GIVEN PROBLEM: Every entry here needs to be repeated exactly.

[Entries taken from a collection]
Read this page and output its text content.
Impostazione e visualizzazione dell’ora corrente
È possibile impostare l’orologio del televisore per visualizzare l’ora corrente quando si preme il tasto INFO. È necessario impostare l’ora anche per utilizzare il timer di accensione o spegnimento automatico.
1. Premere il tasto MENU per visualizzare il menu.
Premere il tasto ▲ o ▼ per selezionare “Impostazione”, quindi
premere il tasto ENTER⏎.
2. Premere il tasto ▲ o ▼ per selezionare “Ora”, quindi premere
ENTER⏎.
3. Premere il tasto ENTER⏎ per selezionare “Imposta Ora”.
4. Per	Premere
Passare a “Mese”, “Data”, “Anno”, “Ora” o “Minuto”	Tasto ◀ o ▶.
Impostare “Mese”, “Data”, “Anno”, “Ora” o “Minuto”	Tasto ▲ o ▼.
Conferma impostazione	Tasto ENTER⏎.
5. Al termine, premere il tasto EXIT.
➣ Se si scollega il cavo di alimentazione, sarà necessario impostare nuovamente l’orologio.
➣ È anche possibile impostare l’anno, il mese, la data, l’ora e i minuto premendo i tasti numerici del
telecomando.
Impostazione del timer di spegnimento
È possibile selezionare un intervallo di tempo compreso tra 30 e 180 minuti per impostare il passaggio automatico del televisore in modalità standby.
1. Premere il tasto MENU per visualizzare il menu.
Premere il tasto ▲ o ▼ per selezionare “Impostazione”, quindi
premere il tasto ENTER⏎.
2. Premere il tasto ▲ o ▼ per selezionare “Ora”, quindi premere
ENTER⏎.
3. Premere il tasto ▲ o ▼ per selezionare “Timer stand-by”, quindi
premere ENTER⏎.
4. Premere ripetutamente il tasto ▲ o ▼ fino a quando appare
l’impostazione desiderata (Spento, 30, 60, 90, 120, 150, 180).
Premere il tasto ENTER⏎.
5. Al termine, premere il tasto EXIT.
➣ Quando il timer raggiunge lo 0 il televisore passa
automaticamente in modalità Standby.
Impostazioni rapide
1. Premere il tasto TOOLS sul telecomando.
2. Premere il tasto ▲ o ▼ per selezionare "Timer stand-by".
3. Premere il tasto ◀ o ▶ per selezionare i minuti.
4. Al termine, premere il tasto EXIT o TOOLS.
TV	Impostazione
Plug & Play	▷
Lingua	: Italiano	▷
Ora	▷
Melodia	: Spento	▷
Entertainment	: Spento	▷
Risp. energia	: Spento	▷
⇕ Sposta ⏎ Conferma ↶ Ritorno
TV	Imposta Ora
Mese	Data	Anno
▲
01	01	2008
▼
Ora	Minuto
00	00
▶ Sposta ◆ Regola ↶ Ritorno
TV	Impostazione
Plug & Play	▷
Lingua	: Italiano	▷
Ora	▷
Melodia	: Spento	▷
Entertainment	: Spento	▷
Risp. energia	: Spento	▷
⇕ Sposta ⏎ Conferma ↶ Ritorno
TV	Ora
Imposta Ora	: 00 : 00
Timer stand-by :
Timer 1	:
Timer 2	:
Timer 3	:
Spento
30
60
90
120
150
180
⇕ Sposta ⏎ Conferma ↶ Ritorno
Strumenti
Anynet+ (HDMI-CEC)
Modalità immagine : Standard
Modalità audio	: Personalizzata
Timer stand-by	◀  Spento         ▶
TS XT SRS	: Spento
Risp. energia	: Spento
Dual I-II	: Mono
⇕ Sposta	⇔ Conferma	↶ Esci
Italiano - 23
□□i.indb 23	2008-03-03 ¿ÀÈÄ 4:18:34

REPLY TO THE EXERCISE:
Read this page and output its text content.
Impostazione e visualizzazione dell’ora corrente
È possibile impostare l’orologio del televisore per visualizzare l’ora corrente quando si preme il tasto INFO. È necessario impostare l’ora anche per utilizzare il timer di accensione o spegnimento automatico.
1. Premere il tasto MENU per visualizzare il menu.
Premere il tasto ▲ o ▼ per selezionare “Impostazione”, quindi
premere il tasto ENTER⏎.
2. Premere il tasto ▲ o ▼ per selezionare “Ora”, quindi premere
ENTER⏎.
3. Premere il tasto ENTER⏎ per selezionare “Imposta Ora”.
4. Per	Premere
Passare a “Mese”, “Data”, “Anno”, “Ora” o “Minuto”	Tasto ◀ o ▶.
Impostare “Mese”, “Data”, “Anno”, “Ora” o “Minuto”	Tasto ▲ o ▼.
Conferma impostazione	Tasto ENTER⏎.
5. Al termine, premere il tasto EXIT.
➣ Se si scollega il cavo di alimentazione, sarà necessario impostare nuovamente l’orologio.
➣ È anche possibile impostare l’anno, il mese, la data, l’ora e i minuto premendo i tasti numerici del
telecomando.
Impostazione del timer di spegnimento
È possibile selezionare un intervallo di tempo compreso tra 30 e 180 minuti per impostare il passaggio automatico del televisore in modalità standby.
1. Premere il tasto MENU per visualizzare il menu.
Premere il tasto ▲ o ▼ per selezionare “Impostazione”, quindi
premere il tasto ENTER⏎.
2. Premere il tasto ▲ o ▼ per selezionare “Ora”, quindi premere
ENTER⏎.
3. Premere il tasto ▲ o ▼ per selezionare “Timer stand-by”, quindi
premere ENTER⏎.
4. Premere ripetutamente il tasto ▲ o ▼ fino a quando appare
l’impostazione desiderata (Spento, 30, 60, 90, 120, 150, 180).
Premere il tasto ENTER⏎.
5. Al termine, premere il tasto EXIT.
➣ Quando il timer raggiunge lo 0 il televisore passa
automaticamente in modalità Standby.
Impostazioni rapide
1. Premere il tasto TOOLS sul telecomando.
2. Premere il tasto ▲ o ▼ per selezionare "Timer stand-by".
3. Premere il tasto ◀ o ▶ per selezionare i minuti.
4. Al termine, premere il tasto EXIT o TOOLS.
TV	Impostazione
Plug & Play	▷
Lingua	: Italiano	▷
Ora	▷
Melodia	: Spento	▷
Entertainment	: Spento	▷
Risp. energia	: Spento	▷
⇕ Sposta ⏎ Conferma ↶ Ritorno
TV	Imposta Ora
Mese	Data	Anno
▲
01	01	2008
▼
Ora	Minuto
00	00
▶ Sposta ◆ Regola ↶ Ritorno
TV	Impostazione
Plug & Play	▷
Lingua	: Italiano	▷
Ora	▷
Melodia	: Spento	▷
Entertainment	: Spento	▷
Risp. energia	: Spento	▷
⇕ Sposta ⏎ Conferma ↶ Ritorno
TV	Ora
Imposta Ora	: 00 : 00
Timer stand-by :
Timer 1	:
Timer 2	:
Timer 3	:
Spento
30
60
90
120
150
180
⇕ Sposta ⏎ Conferma ↶ Ritorno
Strumenti
Anynet+ (HDMI-CEC)
Modalità immagine : Standard
Modalità audio	: Personalizzata
Timer stand-by	◀  Spento         ▶
TS XT SRS	: Spento
Risp. energia	: Spento
Dual I-II	: Mono
⇕ Sposta	⇔ Conferma	↶ Esci
Italiano - 23
□□i.indb 23	2008-03-03 ¿ÀÈÄ 4:18:34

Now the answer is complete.